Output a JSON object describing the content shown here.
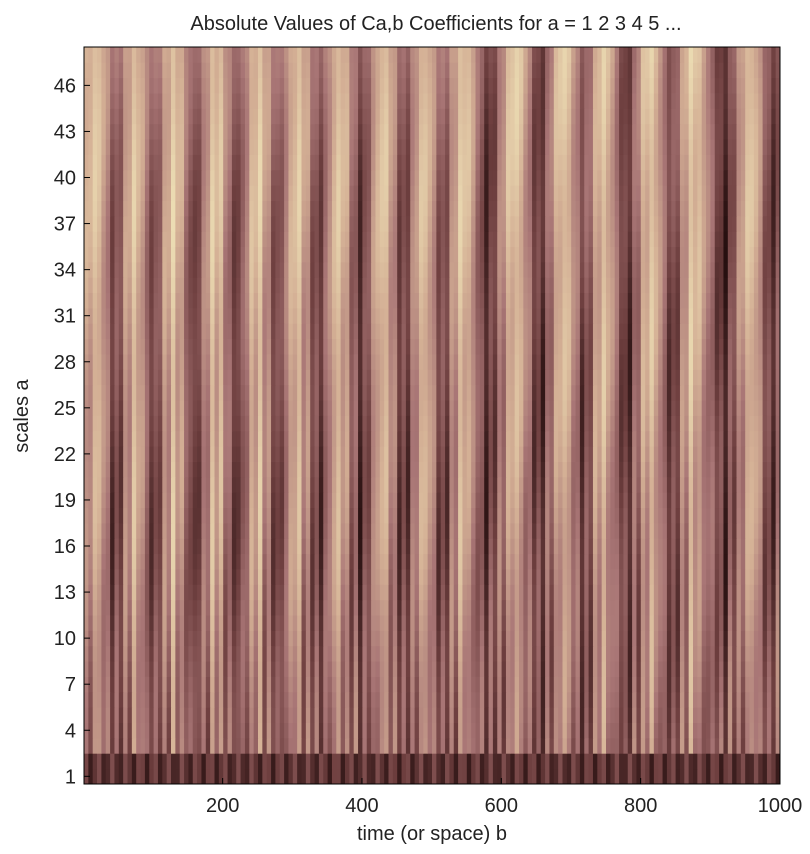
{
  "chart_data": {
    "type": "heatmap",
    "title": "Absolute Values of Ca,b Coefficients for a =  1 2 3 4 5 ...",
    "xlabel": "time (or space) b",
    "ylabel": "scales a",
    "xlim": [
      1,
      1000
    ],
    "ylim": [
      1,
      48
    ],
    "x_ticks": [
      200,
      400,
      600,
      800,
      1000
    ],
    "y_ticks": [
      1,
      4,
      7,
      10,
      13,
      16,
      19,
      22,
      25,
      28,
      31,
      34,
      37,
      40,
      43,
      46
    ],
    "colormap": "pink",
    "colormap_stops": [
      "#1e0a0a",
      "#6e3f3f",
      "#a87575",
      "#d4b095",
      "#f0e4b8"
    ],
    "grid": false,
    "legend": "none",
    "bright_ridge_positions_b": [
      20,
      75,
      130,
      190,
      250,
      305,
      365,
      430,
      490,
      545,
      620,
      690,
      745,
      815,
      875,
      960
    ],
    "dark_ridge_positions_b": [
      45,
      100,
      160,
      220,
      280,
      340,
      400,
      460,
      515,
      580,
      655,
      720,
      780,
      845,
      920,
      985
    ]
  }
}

────────────────────────────────────────

_Problem to solve:_
Quote the data above in full and without alteration; skip the pictures.

_Output for this exercise:_
Output a JSON object describing the content shown here.
{
  "chart_data": {
    "type": "heatmap",
    "title": "Absolute Values of Ca,b Coefficients for a =  1 2 3 4 5 ...",
    "xlabel": "time (or space) b",
    "ylabel": "scales a",
    "xlim": [
      1,
      1000
    ],
    "ylim": [
      1,
      48
    ],
    "x_ticks": [
      200,
      400,
      600,
      800,
      1000
    ],
    "y_ticks": [
      1,
      4,
      7,
      10,
      13,
      16,
      19,
      22,
      25,
      28,
      31,
      34,
      37,
      40,
      43,
      46
    ],
    "colormap": "pink",
    "colormap_stops": [
      "#1e0a0a",
      "#6e3f3f",
      "#a87575",
      "#d4b095",
      "#f0e4b8"
    ],
    "grid": false,
    "legend": "none",
    "bright_ridge_positions_b": [
      20,
      75,
      130,
      190,
      250,
      305,
      365,
      430,
      490,
      545,
      620,
      690,
      745,
      815,
      875,
      960
    ],
    "dark_ridge_positions_b": [
      45,
      100,
      160,
      220,
      280,
      340,
      400,
      460,
      515,
      580,
      655,
      720,
      780,
      845,
      920,
      985
    ]
  }
}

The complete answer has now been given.